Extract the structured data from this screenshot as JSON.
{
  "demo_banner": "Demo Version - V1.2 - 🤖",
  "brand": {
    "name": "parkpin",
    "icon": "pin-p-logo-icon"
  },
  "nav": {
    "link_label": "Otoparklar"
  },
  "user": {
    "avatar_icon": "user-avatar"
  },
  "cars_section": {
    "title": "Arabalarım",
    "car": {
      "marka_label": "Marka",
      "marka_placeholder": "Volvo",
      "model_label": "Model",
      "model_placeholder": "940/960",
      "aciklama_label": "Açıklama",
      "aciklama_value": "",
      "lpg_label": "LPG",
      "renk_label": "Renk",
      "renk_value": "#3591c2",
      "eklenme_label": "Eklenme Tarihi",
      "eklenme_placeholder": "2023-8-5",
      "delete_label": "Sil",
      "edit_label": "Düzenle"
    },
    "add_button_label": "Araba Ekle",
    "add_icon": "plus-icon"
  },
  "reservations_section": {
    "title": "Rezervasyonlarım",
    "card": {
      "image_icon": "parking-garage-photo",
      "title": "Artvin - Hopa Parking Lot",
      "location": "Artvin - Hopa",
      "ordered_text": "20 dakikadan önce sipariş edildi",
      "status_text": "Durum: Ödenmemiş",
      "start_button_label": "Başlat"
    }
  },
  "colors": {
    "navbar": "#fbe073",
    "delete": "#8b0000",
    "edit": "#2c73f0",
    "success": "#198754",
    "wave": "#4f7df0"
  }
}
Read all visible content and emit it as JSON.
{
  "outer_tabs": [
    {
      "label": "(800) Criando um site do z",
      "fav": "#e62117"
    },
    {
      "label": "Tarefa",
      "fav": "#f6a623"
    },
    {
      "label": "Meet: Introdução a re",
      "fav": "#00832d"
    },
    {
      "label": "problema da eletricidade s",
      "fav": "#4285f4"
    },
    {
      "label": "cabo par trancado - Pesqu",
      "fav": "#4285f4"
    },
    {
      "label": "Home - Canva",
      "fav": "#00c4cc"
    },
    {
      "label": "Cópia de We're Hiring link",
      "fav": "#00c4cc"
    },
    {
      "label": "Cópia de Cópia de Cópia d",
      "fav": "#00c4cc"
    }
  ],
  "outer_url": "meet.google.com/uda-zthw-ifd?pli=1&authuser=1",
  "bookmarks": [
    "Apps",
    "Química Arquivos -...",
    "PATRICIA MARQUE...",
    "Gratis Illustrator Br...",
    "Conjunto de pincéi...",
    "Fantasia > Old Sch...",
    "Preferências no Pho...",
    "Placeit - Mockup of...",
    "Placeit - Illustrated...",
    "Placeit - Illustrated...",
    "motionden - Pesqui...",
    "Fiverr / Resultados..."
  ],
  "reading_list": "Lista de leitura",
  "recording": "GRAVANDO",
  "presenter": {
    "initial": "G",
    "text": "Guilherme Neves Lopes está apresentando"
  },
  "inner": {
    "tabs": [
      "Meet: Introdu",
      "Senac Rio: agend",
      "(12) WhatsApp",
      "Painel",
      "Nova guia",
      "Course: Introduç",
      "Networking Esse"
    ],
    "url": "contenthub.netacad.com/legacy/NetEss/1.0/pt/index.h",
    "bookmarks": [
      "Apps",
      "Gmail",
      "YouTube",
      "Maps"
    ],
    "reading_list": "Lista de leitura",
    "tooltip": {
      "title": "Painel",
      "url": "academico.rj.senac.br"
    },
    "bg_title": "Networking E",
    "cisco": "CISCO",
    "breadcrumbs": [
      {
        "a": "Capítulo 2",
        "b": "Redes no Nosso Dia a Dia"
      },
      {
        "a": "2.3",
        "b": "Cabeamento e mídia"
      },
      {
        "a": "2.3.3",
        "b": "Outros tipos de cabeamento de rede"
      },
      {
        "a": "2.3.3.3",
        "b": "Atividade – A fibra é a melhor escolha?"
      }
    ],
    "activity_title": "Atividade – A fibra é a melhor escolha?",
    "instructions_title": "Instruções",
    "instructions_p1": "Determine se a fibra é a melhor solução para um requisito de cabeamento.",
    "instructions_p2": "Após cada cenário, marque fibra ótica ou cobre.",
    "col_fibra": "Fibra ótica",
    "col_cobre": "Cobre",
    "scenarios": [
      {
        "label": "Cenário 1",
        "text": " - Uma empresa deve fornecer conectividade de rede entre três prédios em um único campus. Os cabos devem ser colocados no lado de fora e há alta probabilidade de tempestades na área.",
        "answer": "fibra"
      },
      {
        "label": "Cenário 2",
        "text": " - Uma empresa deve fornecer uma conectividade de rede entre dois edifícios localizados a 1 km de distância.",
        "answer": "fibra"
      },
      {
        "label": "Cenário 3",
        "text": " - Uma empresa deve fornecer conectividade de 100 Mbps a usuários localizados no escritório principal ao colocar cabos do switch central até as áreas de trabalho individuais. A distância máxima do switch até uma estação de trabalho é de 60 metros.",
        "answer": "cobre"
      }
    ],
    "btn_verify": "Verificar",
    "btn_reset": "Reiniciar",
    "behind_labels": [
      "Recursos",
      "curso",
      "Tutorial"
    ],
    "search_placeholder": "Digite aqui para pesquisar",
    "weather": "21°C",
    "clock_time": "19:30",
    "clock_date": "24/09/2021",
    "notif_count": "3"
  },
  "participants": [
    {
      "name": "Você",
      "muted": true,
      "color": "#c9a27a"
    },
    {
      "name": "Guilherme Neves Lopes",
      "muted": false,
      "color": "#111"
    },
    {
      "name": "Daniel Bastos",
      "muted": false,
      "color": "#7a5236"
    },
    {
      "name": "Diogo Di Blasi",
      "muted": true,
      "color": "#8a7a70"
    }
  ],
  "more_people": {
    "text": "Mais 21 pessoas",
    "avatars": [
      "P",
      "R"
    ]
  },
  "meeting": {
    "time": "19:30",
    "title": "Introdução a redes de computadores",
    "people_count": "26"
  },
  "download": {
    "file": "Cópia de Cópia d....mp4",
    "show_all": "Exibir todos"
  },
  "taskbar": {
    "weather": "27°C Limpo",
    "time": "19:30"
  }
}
****************
Prompt → Go through the records above and retype each one exactly.

Finished task →
Extract the structured data from this screenshot as JSON.
{
  "demo_banner": "Demo Version - V1.2 - 🤖",
  "brand": {
    "name": "parkpin",
    "icon": "pin-p-logo-icon"
  },
  "nav": {
    "link_label": "Otoparklar"
  },
  "user": {
    "avatar_icon": "user-avatar"
  },
  "cars_section": {
    "title": "Arabalarım",
    "car": {
      "marka_label": "Marka",
      "marka_placeholder": "Volvo",
      "model_label": "Model",
      "model_placeholder": "940/960",
      "aciklama_label": "Açıklama",
      "aciklama_value": "",
      "lpg_label": "LPG",
      "renk_label": "Renk",
      "renk_value": "#3591c2",
      "eklenme_label": "Eklenme Tarihi",
      "eklenme_placeholder": "2023-8-5",
      "delete_label": "Sil",
      "edit_label": "Düzenle"
    },
    "add_button_label": "Araba Ekle",
    "add_icon": "plus-icon"
  },
  "reservations_section": {
    "title": "Rezervasyonlarım",
    "card": {
      "image_icon": "parking-garage-photo",
      "title": "Artvin - Hopa Parking Lot",
      "location": "Artvin - Hopa",
      "ordered_text": "20 dakikadan önce sipariş edildi",
      "status_text": "Durum: Ödenmemiş",
      "start_button_label": "Başlat"
    }
  },
  "colors": {
    "navbar": "#fbe073",
    "delete": "#8b0000",
    "edit": "#2c73f0",
    "success": "#198754",
    "wave": "#4f7df0"
  }
}
Read all visible content and emit it as JSON.
{
  "outer_tabs": [
    {
      "label": "(800) Criando um site do z",
      "fav": "#e62117"
    },
    {
      "label": "Tarefa",
      "fav": "#f6a623"
    },
    {
      "label": "Meet: Introdução a re",
      "fav": "#00832d"
    },
    {
      "label": "problema da eletricidade s",
      "fav": "#4285f4"
    },
    {
      "label": "cabo par trancado - Pesqu",
      "fav": "#4285f4"
    },
    {
      "label": "Home - Canva",
      "fav": "#00c4cc"
    },
    {
      "label": "Cópia de We're Hiring link",
      "fav": "#00c4cc"
    },
    {
      "label": "Cópia de Cópia de Cópia d",
      "fav": "#00c4cc"
    }
  ],
  "outer_url": "meet.google.com/uda-zthw-ifd?pli=1&authuser=1",
  "bookmarks": [
    "Apps",
    "Química Arquivos -...",
    "PATRICIA MARQUE...",
    "Gratis Illustrator Br...",
    "Conjunto de pincéi...",
    "Fantasia > Old Sch...",
    "Preferências no Pho...",
    "Placeit - Mockup of...",
    "Placeit - Illustrated...",
    "Placeit - Illustrated...",
    "motionden - Pesqui...",
    "Fiverr / Resultados..."
  ],
  "reading_list": "Lista de leitura",
  "recording": "GRAVANDO",
  "presenter": {
    "initial": "G",
    "text": "Guilherme Neves Lopes está apresentando"
  },
  "inner": {
    "tabs": [
      "Meet: Introdu",
      "Senac Rio: agend",
      "(12) WhatsApp",
      "Painel",
      "Nova guia",
      "Course: Introduç",
      "Networking Esse"
    ],
    "url": "contenthub.netacad.com/legacy/NetEss/1.0/pt/index.h",
    "bookmarks": [
      "Apps",
      "Gmail",
      "YouTube",
      "Maps"
    ],
    "reading_list": "Lista de leitura",
    "tooltip": {
      "title": "Painel",
      "url": "academico.rj.senac.br"
    },
    "bg_title": "Networking E",
    "cisco": "CISCO",
    "breadcrumbs": [
      {
        "a": "Capítulo 2",
        "b": "Redes no Nosso Dia a Dia"
      },
      {
        "a": "2.3",
        "b": "Cabeamento e mídia"
      },
      {
        "a": "2.3.3",
        "b": "Outros tipos de cabeamento de rede"
      },
      {
        "a": "2.3.3.3",
        "b": "Atividade – A fibra é a melhor escolha?"
      }
    ],
    "activity_title": "Atividade – A fibra é a melhor escolha?",
    "instructions_title": "Instruções",
    "instructions_p1": "Determine se a fibra é a melhor solução para um requisito de cabeamento.",
    "instructions_p2": "Após cada cenário, marque fibra ótica ou cobre.",
    "col_fibra": "Fibra ótica",
    "col_cobre": "Cobre",
    "scenarios": [
      {
        "label": "Cenário 1",
        "text": " - Uma empresa deve fornecer conectividade de rede entre três prédios em um único campus. Os cabos devem ser colocados no lado de fora e há alta probabilidade de tempestades na área.",
        "answer": "fibra"
      },
      {
        "label": "Cenário 2",
        "text": " - Uma empresa deve fornecer uma conectividade de rede entre dois edifícios localizados a 1 km de distância.",
        "answer": "fibra"
      },
      {
        "label": "Cenário 3",
        "text": " - Uma empresa deve fornecer conectividade de 100 Mbps a usuários localizados no escritório principal ao colocar cabos do switch central até as áreas de trabalho individuais. A distância máxima do switch até uma estação de trabalho é de 60 metros.",
        "answer": "cobre"
      }
    ],
    "btn_verify": "Verificar",
    "btn_reset": "Reiniciar",
    "behind_labels": [
      "Recursos",
      "curso",
      "Tutorial"
    ],
    "search_placeholder": "Digite aqui para pesquisar",
    "weather": "21°C",
    "clock_time": "19:30",
    "clock_date": "24/09/2021",
    "notif_count": "3"
  },
  "participants": [
    {
      "name": "Você",
      "muted": true,
      "color": "#c9a27a"
    },
    {
      "name": "Guilherme Neves Lopes",
      "muted": false,
      "color": "#111"
    },
    {
      "name": "Daniel Bastos",
      "muted": false,
      "color": "#7a5236"
    },
    {
      "name": "Diogo Di Blasi",
      "muted": true,
      "color": "#8a7a70"
    }
  ],
  "more_people": {
    "text": "Mais 21 pessoas",
    "avatars": [
      "P",
      "R"
    ]
  },
  "meeting": {
    "time": "19:30",
    "title": "Introdução a redes de computadores",
    "people_count": "26"
  },
  "download": {
    "file": "Cópia de Cópia d....mp4",
    "show_all": "Exibir todos"
  },
  "taskbar": {
    "weather": "27°C Limpo",
    "time": "19:30"
  }
}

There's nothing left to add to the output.